## Do this
Each line that follows should be printed again exactly as it stands.

(Data items)
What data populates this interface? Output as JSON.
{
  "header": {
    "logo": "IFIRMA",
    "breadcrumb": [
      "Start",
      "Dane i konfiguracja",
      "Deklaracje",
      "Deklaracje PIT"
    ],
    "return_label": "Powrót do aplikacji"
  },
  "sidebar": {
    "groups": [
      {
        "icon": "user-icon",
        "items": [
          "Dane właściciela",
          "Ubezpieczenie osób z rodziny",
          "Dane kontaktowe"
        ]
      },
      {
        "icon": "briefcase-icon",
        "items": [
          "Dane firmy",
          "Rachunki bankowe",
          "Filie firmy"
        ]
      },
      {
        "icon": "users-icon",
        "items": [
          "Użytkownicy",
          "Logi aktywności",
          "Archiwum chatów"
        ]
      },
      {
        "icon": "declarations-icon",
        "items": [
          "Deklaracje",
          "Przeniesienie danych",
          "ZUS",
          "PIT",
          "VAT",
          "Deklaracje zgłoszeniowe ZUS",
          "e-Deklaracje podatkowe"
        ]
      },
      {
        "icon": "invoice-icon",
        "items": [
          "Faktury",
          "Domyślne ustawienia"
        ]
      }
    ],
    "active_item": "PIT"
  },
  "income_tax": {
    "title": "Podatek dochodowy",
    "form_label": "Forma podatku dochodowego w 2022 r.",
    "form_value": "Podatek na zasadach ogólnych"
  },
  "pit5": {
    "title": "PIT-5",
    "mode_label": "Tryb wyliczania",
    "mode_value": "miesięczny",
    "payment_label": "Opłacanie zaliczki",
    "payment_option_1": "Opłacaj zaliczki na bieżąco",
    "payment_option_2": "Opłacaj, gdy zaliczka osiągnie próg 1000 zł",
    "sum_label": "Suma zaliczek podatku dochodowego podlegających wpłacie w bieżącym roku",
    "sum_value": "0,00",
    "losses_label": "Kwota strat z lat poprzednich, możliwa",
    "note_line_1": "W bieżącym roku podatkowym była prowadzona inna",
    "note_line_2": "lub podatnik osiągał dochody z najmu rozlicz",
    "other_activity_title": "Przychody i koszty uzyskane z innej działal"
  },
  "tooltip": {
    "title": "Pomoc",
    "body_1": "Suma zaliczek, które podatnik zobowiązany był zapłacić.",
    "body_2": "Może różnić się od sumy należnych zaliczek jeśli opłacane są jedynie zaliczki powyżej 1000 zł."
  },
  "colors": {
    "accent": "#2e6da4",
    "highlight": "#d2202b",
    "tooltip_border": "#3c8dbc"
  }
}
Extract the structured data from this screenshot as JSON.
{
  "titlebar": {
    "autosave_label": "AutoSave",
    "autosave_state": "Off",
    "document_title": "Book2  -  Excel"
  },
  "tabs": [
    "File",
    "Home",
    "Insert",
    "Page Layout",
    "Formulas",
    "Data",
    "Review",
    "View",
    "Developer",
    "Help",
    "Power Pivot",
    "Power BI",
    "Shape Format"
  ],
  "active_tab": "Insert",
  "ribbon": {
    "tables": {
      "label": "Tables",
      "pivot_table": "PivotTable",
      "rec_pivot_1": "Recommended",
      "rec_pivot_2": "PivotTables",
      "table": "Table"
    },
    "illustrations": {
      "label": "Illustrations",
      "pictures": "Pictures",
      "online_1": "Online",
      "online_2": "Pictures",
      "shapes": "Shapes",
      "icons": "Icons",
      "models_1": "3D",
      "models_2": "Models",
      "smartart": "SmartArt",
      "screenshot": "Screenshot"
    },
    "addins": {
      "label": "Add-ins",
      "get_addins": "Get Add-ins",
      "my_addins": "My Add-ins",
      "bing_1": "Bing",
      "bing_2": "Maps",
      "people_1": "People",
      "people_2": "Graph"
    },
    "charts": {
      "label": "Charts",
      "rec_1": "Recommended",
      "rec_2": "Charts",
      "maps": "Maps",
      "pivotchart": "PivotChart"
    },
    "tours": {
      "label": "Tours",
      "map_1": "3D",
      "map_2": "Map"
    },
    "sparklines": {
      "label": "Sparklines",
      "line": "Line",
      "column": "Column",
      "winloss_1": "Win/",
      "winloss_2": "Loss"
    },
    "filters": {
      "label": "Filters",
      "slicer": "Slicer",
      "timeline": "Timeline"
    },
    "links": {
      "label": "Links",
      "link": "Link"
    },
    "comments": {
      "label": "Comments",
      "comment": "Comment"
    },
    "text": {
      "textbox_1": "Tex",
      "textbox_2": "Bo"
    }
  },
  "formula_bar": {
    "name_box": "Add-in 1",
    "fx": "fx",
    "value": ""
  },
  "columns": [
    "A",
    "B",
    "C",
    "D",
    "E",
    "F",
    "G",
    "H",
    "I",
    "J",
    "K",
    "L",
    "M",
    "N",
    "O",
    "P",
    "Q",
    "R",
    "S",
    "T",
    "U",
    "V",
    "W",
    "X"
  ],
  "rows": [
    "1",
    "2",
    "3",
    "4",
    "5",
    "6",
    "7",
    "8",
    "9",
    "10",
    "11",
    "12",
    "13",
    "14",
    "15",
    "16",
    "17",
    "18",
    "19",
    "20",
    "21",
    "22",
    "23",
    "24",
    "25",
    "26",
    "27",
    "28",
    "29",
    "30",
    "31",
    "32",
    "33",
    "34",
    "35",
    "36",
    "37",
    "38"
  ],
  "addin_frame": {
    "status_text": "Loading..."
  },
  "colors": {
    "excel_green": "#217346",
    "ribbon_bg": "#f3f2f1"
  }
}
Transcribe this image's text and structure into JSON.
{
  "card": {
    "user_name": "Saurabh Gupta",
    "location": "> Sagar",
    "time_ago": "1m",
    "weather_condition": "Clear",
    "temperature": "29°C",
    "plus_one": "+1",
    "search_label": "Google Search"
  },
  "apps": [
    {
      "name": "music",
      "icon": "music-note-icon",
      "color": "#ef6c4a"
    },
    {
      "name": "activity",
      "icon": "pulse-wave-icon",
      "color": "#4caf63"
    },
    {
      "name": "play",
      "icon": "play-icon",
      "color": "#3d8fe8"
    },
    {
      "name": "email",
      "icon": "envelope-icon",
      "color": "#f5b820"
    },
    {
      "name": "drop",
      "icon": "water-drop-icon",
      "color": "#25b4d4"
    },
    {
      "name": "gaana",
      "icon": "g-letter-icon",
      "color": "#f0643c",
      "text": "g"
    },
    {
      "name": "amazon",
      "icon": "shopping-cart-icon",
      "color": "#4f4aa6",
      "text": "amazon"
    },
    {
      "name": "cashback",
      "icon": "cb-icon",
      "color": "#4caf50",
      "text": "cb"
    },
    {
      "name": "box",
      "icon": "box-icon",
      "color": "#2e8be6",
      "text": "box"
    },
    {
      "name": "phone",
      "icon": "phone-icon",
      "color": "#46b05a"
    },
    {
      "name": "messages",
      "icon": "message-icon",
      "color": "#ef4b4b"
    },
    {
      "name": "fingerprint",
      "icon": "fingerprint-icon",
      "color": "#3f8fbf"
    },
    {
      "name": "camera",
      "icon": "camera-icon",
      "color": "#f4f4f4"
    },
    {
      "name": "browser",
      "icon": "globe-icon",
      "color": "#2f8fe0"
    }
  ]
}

## Reply
What data populates this interface? Output as JSON.
{
  "header": {
    "logo": "IFIRMA",
    "breadcrumb": [
      "Start",
      "Dane i konfiguracja",
      "Deklaracje",
      "Deklaracje PIT"
    ],
    "return_label": "Powrót do aplikacji"
  },
  "sidebar": {
    "groups": [
      {
        "icon": "user-icon",
        "items": [
          "Dane właściciela",
          "Ubezpieczenie osób z rodziny",
          "Dane kontaktowe"
        ]
      },
      {
        "icon": "briefcase-icon",
        "items": [
          "Dane firmy",
          "Rachunki bankowe",
          "Filie firmy"
        ]
      },
      {
        "icon": "users-icon",
        "items": [
          "Użytkownicy",
          "Logi aktywności",
          "Archiwum chatów"
        ]
      },
      {
        "icon": "declarations-icon",
        "items": [
          "Deklaracje",
          "Przeniesienie danych",
          "ZUS",
          "PIT",
          "VAT",
          "Deklaracje zgłoszeniowe ZUS",
          "e-Deklaracje podatkowe"
        ]
      },
      {
        "icon": "invoice-icon",
        "items": [
          "Faktury",
          "Domyślne ustawienia"
        ]
      }
    ],
    "active_item": "PIT"
  },
  "income_tax": {
    "title": "Podatek dochodowy",
    "form_label": "Forma podatku dochodowego w 2022 r.",
    "form_value": "Podatek na zasadach ogólnych"
  },
  "pit5": {
    "title": "PIT-5",
    "mode_label": "Tryb wyliczania",
    "mode_value": "miesięczny",
    "payment_label": "Opłacanie zaliczki",
    "payment_option_1": "Opłacaj zaliczki na bieżąco",
    "payment_option_2": "Opłacaj, gdy zaliczka osiągnie próg 1000 zł",
    "sum_label": "Suma zaliczek podatku dochodowego podlegających wpłacie w bieżącym roku",
    "sum_value": "0,00",
    "losses_label": "Kwota strat z lat poprzednich, możliwa",
    "note_line_1": "W bieżącym roku podatkowym była prowadzona inna",
    "note_line_2": "lub podatnik osiągał dochody z najmu rozlicz",
    "other_activity_title": "Przychody i koszty uzyskane z innej działal"
  },
  "tooltip": {
    "title": "Pomoc",
    "body_1": "Suma zaliczek, które podatnik zobowiązany był zapłacić.",
    "body_2": "Może różnić się od sumy należnych zaliczek jeśli opłacane są jedynie zaliczki powyżej 1000 zł."
  },
  "colors": {
    "accent": "#2e6da4",
    "highlight": "#d2202b",
    "tooltip_border": "#3c8dbc"
  }
}
Extract the structured data from this screenshot as JSON.
{
  "titlebar": {
    "autosave_label": "AutoSave",
    "autosave_state": "Off",
    "document_title": "Book2  -  Excel"
  },
  "tabs": [
    "File",
    "Home",
    "Insert",
    "Page Layout",
    "Formulas",
    "Data",
    "Review",
    "View",
    "Developer",
    "Help",
    "Power Pivot",
    "Power BI",
    "Shape Format"
  ],
  "active_tab": "Insert",
  "ribbon": {
    "tables": {
      "label": "Tables",
      "pivot_table": "PivotTable",
      "rec_pivot_1": "Recommended",
      "rec_pivot_2": "PivotTables",
      "table": "Table"
    },
    "illustrations": {
      "label": "Illustrations",
      "pictures": "Pictures",
      "online_1": "Online",
      "online_2": "Pictures",
      "shapes": "Shapes",
      "icons": "Icons",
      "models_1": "3D",
      "models_2": "Models",
      "smartart": "SmartArt",
      "screenshot": "Screenshot"
    },
    "addins": {
      "label": "Add-ins",
      "get_addins": "Get Add-ins",
      "my_addins": "My Add-ins",
      "bing_1": "Bing",
      "bing_2": "Maps",
      "people_1": "People",
      "people_2": "Graph"
    },
    "charts": {
      "label": "Charts",
      "rec_1": "Recommended",
      "rec_2": "Charts",
      "maps": "Maps",
      "pivotchart": "PivotChart"
    },
    "tours": {
      "label": "Tours",
      "map_1": "3D",
      "map_2": "Map"
    },
    "sparklines": {
      "label": "Sparklines",
      "line": "Line",
      "column": "Column",
      "winloss_1": "Win/",
      "winloss_2": "Loss"
    },
    "filters": {
      "label": "Filters",
      "slicer": "Slicer",
      "timeline": "Timeline"
    },
    "links": {
      "label": "Links",
      "link": "Link"
    },
    "comments": {
      "label": "Comments",
      "comment": "Comment"
    },
    "text": {
      "textbox_1": "Tex",
      "textbox_2": "Bo"
    }
  },
  "formula_bar": {
    "name_box": "Add-in 1",
    "fx": "fx",
    "value": ""
  },
  "columns": [
    "A",
    "B",
    "C",
    "D",
    "E",
    "F",
    "G",
    "H",
    "I",
    "J",
    "K",
    "L",
    "M",
    "N",
    "O",
    "P",
    "Q",
    "R",
    "S",
    "T",
    "U",
    "V",
    "W",
    "X"
  ],
  "rows": [
    "1",
    "2",
    "3",
    "4",
    "5",
    "6",
    "7",
    "8",
    "9",
    "10",
    "11",
    "12",
    "13",
    "14",
    "15",
    "16",
    "17",
    "18",
    "19",
    "20",
    "21",
    "22",
    "23",
    "24",
    "25",
    "26",
    "27",
    "28",
    "29",
    "30",
    "31",
    "32",
    "33",
    "34",
    "35",
    "36",
    "37",
    "38"
  ],
  "addin_frame": {
    "status_text": "Loading..."
  },
  "colors": {
    "excel_green": "#217346",
    "ribbon_bg": "#f3f2f1"
  }
}
Transcribe this image's text and structure into JSON.
{
  "card": {
    "user_name": "Saurabh Gupta",
    "location": "> Sagar",
    "time_ago": "1m",
    "weather_condition": "Clear",
    "temperature": "29°C",
    "plus_one": "+1",
    "search_label": "Google Search"
  },
  "apps": [
    {
      "name": "music",
      "icon": "music-note-icon",
      "color": "#ef6c4a"
    },
    {
      "name": "activity",
      "icon": "pulse-wave-icon",
      "color": "#4caf63"
    },
    {
      "name": "play",
      "icon": "play-icon",
      "color": "#3d8fe8"
    },
    {
      "name": "email",
      "icon": "envelope-icon",
      "color": "#f5b820"
    },
    {
      "name": "drop",
      "icon": "water-drop-icon",
      "color": "#25b4d4"
    },
    {
      "name": "gaana",
      "icon": "g-letter-icon",
      "color": "#f0643c",
      "text": "g"
    },
    {
      "name": "amazon",
      "icon": "shopping-cart-icon",
      "color": "#4f4aa6",
      "text": "amazon"
    },
    {
      "name": "cashback",
      "icon": "cb-icon",
      "color": "#4caf50",
      "text": "cb"
    },
    {
      "name": "box",
      "icon": "box-icon",
      "color": "#2e8be6",
      "text": "box"
    },
    {
      "name": "phone",
      "icon": "phone-icon",
      "color": "#46b05a"
    },
    {
      "name": "messages",
      "icon": "message-icon",
      "color": "#ef4b4b"
    },
    {
      "name": "fingerprint",
      "icon": "fingerprint-icon",
      "color": "#3f8fbf"
    },
    {
      "name": "camera",
      "icon": "camera-icon",
      "color": "#f4f4f4"
    },
    {
      "name": "browser",
      "icon": "globe-icon",
      "color": "#2f8fe0"
    }
  ]
}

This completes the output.